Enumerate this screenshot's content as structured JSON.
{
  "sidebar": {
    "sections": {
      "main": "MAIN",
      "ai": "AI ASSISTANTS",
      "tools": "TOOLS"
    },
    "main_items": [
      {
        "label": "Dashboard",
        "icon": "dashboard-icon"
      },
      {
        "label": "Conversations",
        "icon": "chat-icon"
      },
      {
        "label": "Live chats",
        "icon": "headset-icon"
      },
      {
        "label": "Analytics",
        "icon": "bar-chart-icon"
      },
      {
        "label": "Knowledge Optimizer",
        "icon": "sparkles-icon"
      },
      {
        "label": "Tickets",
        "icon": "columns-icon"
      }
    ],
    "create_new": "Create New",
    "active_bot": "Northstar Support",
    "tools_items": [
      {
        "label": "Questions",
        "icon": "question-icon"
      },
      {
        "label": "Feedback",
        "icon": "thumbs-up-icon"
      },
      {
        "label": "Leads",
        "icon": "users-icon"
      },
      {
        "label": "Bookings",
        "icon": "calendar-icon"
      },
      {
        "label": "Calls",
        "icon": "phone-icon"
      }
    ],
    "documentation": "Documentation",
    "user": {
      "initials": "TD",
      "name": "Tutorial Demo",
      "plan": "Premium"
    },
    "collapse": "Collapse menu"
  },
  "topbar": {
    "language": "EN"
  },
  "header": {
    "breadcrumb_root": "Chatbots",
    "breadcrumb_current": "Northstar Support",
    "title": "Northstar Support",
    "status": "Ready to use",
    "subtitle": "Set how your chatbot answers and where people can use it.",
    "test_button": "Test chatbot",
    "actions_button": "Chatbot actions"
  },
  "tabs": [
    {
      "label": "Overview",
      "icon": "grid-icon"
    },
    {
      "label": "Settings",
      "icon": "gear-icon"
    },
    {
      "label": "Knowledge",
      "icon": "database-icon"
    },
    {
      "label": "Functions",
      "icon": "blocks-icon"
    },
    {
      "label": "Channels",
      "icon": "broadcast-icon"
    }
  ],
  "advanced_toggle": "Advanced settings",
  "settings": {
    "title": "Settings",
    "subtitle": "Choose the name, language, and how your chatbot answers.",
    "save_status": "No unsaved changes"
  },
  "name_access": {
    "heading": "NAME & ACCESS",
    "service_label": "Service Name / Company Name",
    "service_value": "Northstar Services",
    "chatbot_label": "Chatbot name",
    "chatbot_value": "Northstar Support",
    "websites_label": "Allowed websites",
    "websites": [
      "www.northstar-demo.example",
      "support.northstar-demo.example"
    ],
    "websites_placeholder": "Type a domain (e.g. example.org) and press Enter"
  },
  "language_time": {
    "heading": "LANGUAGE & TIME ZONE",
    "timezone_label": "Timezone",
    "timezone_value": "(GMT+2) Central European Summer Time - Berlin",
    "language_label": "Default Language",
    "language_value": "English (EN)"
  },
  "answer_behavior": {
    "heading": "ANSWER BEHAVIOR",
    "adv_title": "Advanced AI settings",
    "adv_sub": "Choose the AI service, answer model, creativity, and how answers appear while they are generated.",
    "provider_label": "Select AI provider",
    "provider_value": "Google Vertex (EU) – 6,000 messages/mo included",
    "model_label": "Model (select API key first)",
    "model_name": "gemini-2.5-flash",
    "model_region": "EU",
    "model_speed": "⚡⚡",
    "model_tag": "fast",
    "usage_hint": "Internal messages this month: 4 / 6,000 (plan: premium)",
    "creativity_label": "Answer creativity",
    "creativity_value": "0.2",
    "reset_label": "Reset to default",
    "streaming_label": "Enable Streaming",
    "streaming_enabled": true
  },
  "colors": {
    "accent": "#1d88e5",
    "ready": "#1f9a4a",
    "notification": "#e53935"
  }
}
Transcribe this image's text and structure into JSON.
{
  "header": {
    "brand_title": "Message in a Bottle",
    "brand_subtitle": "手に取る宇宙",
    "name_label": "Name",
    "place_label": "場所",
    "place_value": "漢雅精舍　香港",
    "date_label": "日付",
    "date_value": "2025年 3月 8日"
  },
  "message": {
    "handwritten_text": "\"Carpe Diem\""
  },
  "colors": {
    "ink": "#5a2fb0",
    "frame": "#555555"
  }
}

---+---

## GIVEN REQUEST
The lines to collect are those holding the string "this"; copy them all.

## FINAL RESULT
Enumerate this screenshot's content as structured JSON.
    "usage_hint": "Internal messages this month: 4 / 6,000 (plan: premium)",
Transcribe this image's text and structure into JSON.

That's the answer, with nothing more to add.